[BEGIN]

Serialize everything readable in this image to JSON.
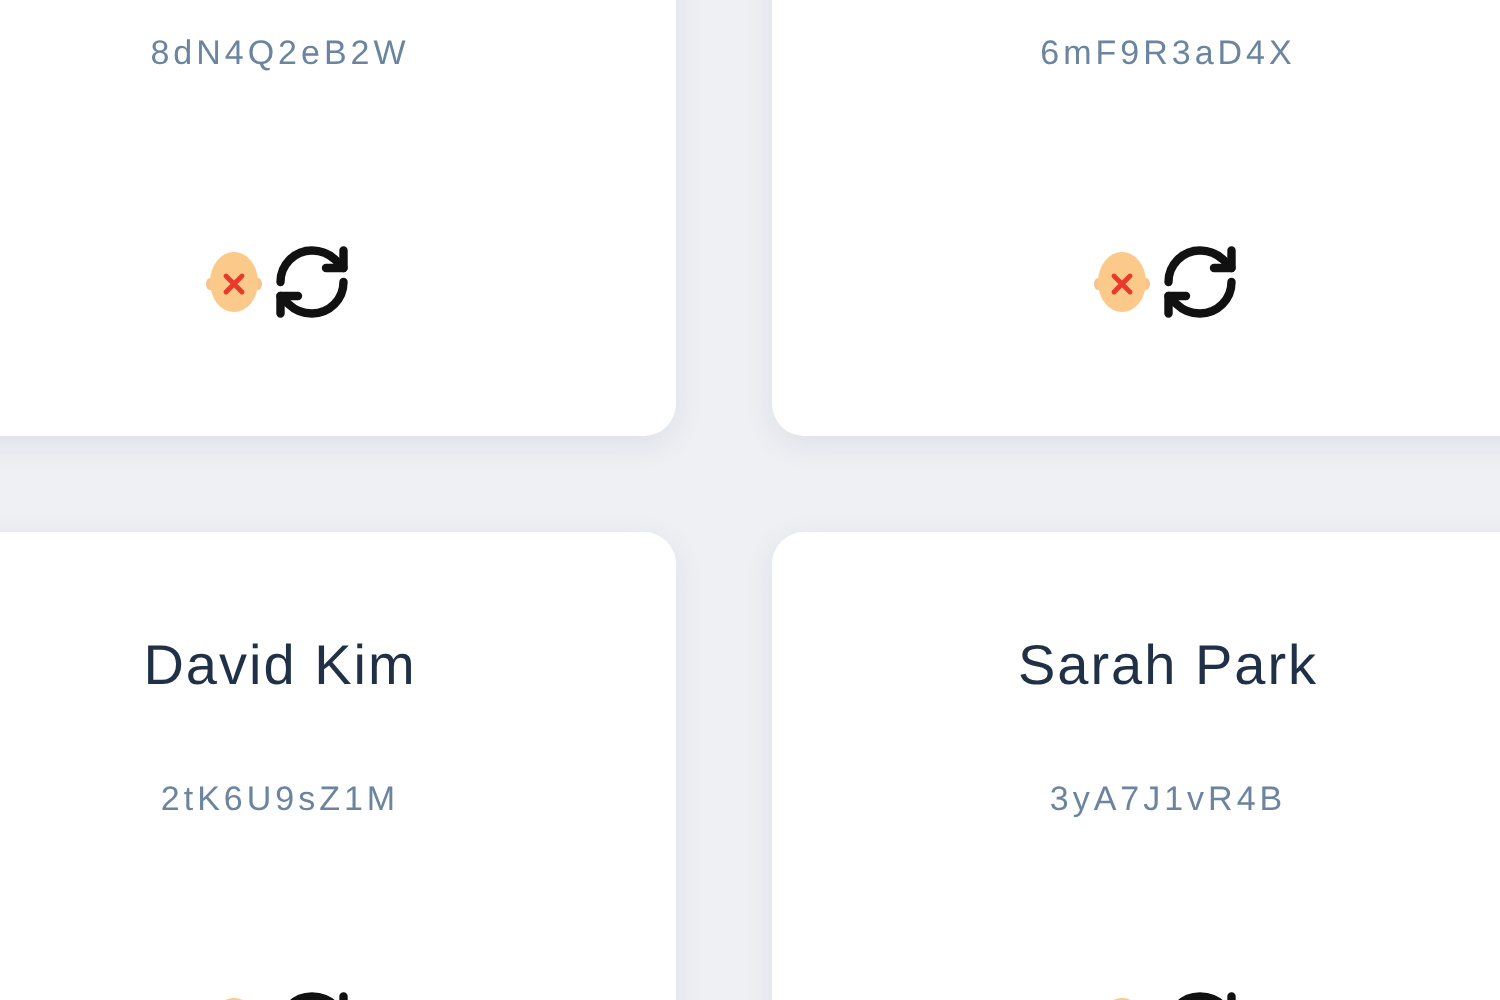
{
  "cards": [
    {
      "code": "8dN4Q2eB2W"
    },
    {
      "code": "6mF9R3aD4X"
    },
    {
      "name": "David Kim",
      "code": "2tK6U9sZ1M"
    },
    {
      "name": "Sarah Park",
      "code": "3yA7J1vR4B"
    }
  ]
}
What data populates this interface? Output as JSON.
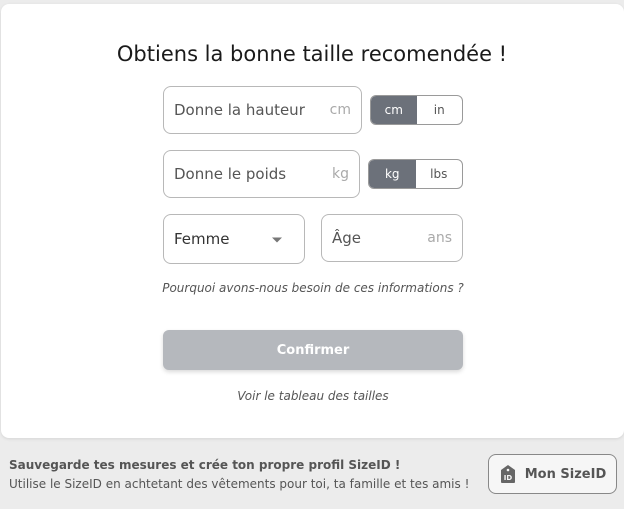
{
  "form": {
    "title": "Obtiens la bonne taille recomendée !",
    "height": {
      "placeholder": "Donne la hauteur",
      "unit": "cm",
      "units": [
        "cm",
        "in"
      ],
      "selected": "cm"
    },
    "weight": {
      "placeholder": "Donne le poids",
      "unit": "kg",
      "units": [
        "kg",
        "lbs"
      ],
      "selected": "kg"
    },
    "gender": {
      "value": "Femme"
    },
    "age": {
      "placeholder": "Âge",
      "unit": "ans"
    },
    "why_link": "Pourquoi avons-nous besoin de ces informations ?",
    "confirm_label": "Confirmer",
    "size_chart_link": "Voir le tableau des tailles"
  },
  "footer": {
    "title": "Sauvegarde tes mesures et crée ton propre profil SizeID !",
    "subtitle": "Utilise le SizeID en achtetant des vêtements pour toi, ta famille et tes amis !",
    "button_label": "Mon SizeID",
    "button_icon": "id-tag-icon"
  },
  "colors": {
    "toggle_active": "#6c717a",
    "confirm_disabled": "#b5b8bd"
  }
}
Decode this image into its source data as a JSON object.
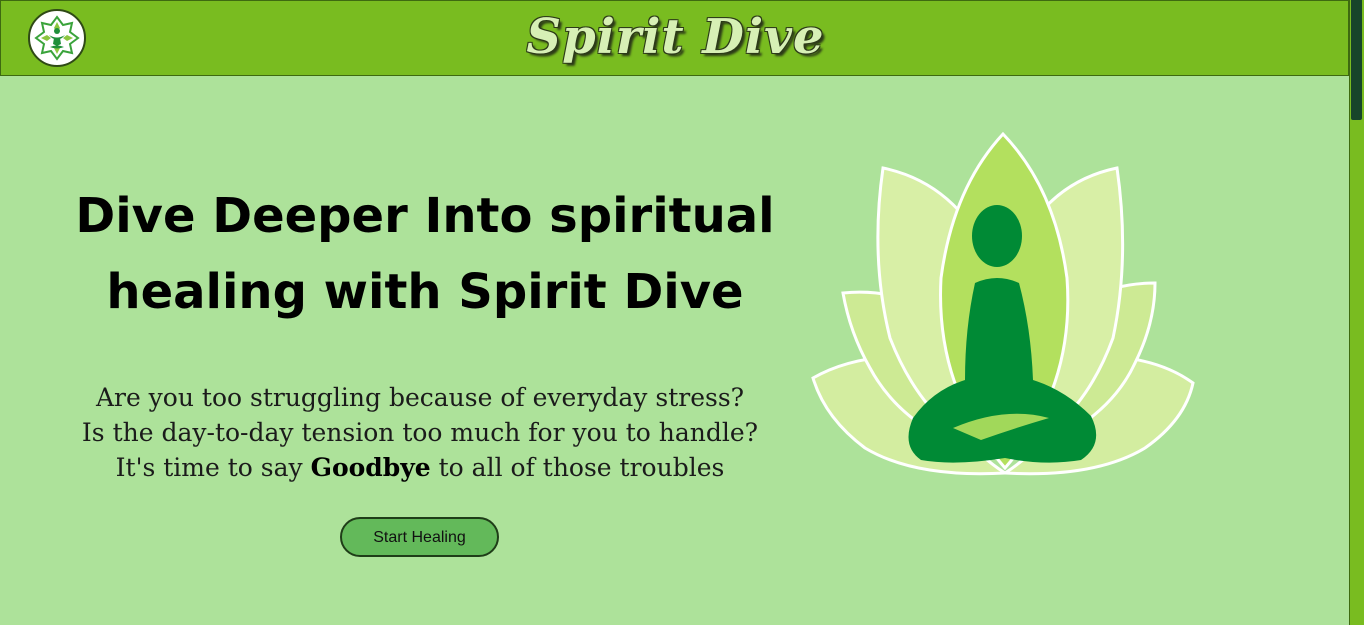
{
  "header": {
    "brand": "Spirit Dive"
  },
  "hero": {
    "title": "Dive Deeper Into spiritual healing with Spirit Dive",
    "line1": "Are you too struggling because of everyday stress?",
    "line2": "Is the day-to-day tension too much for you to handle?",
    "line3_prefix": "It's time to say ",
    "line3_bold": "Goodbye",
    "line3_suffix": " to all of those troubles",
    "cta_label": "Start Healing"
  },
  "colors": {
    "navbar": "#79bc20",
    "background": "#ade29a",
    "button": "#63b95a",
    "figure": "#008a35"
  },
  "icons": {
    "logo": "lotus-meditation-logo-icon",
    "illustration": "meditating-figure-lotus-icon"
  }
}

[END]

Exercise objective: Take the listing above and restate it word for word, without its pictures.

Answer to this task:
Serialize everything readable in this image to JSON.
{
  "cards": [
    {
      "code": "8dN4Q2eB2W"
    },
    {
      "code": "6mF9R3aD4X"
    },
    {
      "name": "David Kim",
      "code": "2tK6U9sZ1M"
    },
    {
      "name": "Sarah Park",
      "code": "3yA7J1vR4B"
    }
  ]
}
What data populates this interface? Output as JSON.
{
  "form": {
    "title": "Obtiens la bonne taille recomendée !",
    "height": {
      "placeholder": "Donne la hauteur",
      "unit": "cm",
      "units": [
        "cm",
        "in"
      ],
      "selected": "cm"
    },
    "weight": {
      "placeholder": "Donne le poids",
      "unit": "kg",
      "units": [
        "kg",
        "lbs"
      ],
      "selected": "kg"
    },
    "gender": {
      "value": "Femme"
    },
    "age": {
      "placeholder": "Âge",
      "unit": "ans"
    },
    "why_link": "Pourquoi avons-nous besoin de ces informations ?",
    "confirm_label": "Confirmer",
    "size_chart_link": "Voir le tableau des tailles"
  },
  "footer": {
    "title": "Sauvegarde tes mesures et crée ton propre profil SizeID !",
    "subtitle": "Utilise le SizeID en achtetant des vêtements pour toi, ta famille et tes amis !",
    "button_label": "Mon SizeID",
    "button_icon": "id-tag-icon"
  },
  "colors": {
    "toggle_active": "#6c717a",
    "confirm_disabled": "#b5b8bd"
  }
}
Decode this image into its source data as a JSON object.
{
  "header": {
    "brand": "Spirit Dive"
  },
  "hero": {
    "title": "Dive Deeper Into spiritual healing with Spirit Dive",
    "line1": "Are you too struggling because of everyday stress?",
    "line2": "Is the day-to-day tension too much for you to handle?",
    "line3_prefix": "It's time to say ",
    "line3_bold": "Goodbye",
    "line3_suffix": " to all of those troubles",
    "cta_label": "Start Healing"
  },
  "colors": {
    "navbar": "#79bc20",
    "background": "#ade29a",
    "button": "#63b95a",
    "figure": "#008a35"
  },
  "icons": {
    "logo": "lotus-meditation-logo-icon",
    "illustration": "meditating-figure-lotus-icon"
  }
}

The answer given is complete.